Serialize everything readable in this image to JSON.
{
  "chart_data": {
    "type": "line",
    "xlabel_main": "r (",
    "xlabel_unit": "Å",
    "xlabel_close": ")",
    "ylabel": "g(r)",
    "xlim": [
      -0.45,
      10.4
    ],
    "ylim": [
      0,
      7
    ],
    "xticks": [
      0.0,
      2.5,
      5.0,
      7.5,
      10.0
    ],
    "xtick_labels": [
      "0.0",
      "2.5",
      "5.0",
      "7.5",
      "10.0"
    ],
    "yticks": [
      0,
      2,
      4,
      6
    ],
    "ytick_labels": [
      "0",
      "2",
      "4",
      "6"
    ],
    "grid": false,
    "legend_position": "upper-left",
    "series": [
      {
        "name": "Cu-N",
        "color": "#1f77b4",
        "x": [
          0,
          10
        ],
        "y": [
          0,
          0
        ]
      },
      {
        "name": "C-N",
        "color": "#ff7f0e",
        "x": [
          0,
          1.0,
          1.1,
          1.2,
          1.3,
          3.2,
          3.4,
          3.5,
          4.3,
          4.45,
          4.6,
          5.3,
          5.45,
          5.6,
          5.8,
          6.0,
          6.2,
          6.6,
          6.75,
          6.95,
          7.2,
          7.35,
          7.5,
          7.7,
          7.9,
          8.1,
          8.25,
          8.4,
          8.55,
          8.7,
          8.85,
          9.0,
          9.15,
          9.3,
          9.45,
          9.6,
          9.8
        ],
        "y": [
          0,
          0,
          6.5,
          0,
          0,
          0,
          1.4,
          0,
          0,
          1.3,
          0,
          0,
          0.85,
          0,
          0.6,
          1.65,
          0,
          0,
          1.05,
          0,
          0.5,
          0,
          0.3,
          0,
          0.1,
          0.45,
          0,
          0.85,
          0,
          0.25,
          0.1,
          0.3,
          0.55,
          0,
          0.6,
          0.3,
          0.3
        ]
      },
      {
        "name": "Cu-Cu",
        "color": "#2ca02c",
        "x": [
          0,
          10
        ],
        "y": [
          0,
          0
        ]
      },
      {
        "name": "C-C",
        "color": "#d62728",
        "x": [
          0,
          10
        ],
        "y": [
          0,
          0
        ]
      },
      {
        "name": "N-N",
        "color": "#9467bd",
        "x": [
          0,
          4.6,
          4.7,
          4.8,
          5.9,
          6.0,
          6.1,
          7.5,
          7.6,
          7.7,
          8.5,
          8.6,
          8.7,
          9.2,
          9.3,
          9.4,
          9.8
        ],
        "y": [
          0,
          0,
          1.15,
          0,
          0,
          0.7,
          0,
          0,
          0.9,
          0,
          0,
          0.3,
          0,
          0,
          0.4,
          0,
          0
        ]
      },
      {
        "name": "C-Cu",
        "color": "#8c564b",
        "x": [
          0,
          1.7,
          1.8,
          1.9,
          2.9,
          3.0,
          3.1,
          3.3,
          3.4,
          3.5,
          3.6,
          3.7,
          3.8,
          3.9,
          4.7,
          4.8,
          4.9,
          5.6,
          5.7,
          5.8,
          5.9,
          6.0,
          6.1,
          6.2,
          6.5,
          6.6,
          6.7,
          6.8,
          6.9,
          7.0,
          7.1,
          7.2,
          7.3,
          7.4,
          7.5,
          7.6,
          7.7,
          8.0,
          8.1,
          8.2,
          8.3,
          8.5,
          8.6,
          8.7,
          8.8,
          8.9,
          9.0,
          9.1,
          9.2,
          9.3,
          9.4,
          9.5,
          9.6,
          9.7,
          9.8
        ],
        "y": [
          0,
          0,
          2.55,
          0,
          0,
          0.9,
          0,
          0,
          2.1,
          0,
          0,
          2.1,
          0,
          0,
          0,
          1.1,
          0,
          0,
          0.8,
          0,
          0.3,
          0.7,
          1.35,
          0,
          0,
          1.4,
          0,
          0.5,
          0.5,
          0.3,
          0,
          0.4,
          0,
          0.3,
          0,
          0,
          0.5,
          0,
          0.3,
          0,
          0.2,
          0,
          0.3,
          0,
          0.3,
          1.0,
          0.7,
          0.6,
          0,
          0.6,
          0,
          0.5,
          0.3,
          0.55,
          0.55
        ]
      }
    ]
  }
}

---+---

EXERCISE REQUIREMENTS —
Copy out every line of the data above, exactly as given.

EXPECTED ANSWER —
Serialize everything readable in this image to JSON.
{
  "chart_data": {
    "type": "line",
    "xlabel_main": "r (",
    "xlabel_unit": "Å",
    "xlabel_close": ")",
    "ylabel": "g(r)",
    "xlim": [
      -0.45,
      10.4
    ],
    "ylim": [
      0,
      7
    ],
    "xticks": [
      0.0,
      2.5,
      5.0,
      7.5,
      10.0
    ],
    "xtick_labels": [
      "0.0",
      "2.5",
      "5.0",
      "7.5",
      "10.0"
    ],
    "yticks": [
      0,
      2,
      4,
      6
    ],
    "ytick_labels": [
      "0",
      "2",
      "4",
      "6"
    ],
    "grid": false,
    "legend_position": "upper-left",
    "series": [
      {
        "name": "Cu-N",
        "color": "#1f77b4",
        "x": [
          0,
          10
        ],
        "y": [
          0,
          0
        ]
      },
      {
        "name": "C-N",
        "color": "#ff7f0e",
        "x": [
          0,
          1.0,
          1.1,
          1.2,
          1.3,
          3.2,
          3.4,
          3.5,
          4.3,
          4.45,
          4.6,
          5.3,
          5.45,
          5.6,
          5.8,
          6.0,
          6.2,
          6.6,
          6.75,
          6.95,
          7.2,
          7.35,
          7.5,
          7.7,
          7.9,
          8.1,
          8.25,
          8.4,
          8.55,
          8.7,
          8.85,
          9.0,
          9.15,
          9.3,
          9.45,
          9.6,
          9.8
        ],
        "y": [
          0,
          0,
          6.5,
          0,
          0,
          0,
          1.4,
          0,
          0,
          1.3,
          0,
          0,
          0.85,
          0,
          0.6,
          1.65,
          0,
          0,
          1.05,
          0,
          0.5,
          0,
          0.3,
          0,
          0.1,
          0.45,
          0,
          0.85,
          0,
          0.25,
          0.1,
          0.3,
          0.55,
          0,
          0.6,
          0.3,
          0.3
        ]
      },
      {
        "name": "Cu-Cu",
        "color": "#2ca02c",
        "x": [
          0,
          10
        ],
        "y": [
          0,
          0
        ]
      },
      {
        "name": "C-C",
        "color": "#d62728",
        "x": [
          0,
          10
        ],
        "y": [
          0,
          0
        ]
      },
      {
        "name": "N-N",
        "color": "#9467bd",
        "x": [
          0,
          4.6,
          4.7,
          4.8,
          5.9,
          6.0,
          6.1,
          7.5,
          7.6,
          7.7,
          8.5,
          8.6,
          8.7,
          9.2,
          9.3,
          9.4,
          9.8
        ],
        "y": [
          0,
          0,
          1.15,
          0,
          0,
          0.7,
          0,
          0,
          0.9,
          0,
          0,
          0.3,
          0,
          0,
          0.4,
          0,
          0
        ]
      },
      {
        "name": "C-Cu",
        "color": "#8c564b",
        "x": [
          0,
          1.7,
          1.8,
          1.9,
          2.9,
          3.0,
          3.1,
          3.3,
          3.4,
          3.5,
          3.6,
          3.7,
          3.8,
          3.9,
          4.7,
          4.8,
          4.9,
          5.6,
          5.7,
          5.8,
          5.9,
          6.0,
          6.1,
          6.2,
          6.5,
          6.6,
          6.7,
          6.8,
          6.9,
          7.0,
          7.1,
          7.2,
          7.3,
          7.4,
          7.5,
          7.6,
          7.7,
          8.0,
          8.1,
          8.2,
          8.3,
          8.5,
          8.6,
          8.7,
          8.8,
          8.9,
          9.0,
          9.1,
          9.2,
          9.3,
          9.4,
          9.5,
          9.6,
          9.7,
          9.8
        ],
        "y": [
          0,
          0,
          2.55,
          0,
          0,
          0.9,
          0,
          0,
          2.1,
          0,
          0,
          2.1,
          0,
          0,
          0,
          1.1,
          0,
          0,
          0.8,
          0,
          0.3,
          0.7,
          1.35,
          0,
          0,
          1.4,
          0,
          0.5,
          0.5,
          0.3,
          0,
          0.4,
          0,
          0.3,
          0,
          0,
          0.5,
          0,
          0.3,
          0,
          0.2,
          0,
          0.3,
          0,
          0.3,
          1.0,
          0.7,
          0.6,
          0,
          0.6,
          0,
          0.5,
          0.3,
          0.55,
          0.55
        ]
      }
    ]
  }
}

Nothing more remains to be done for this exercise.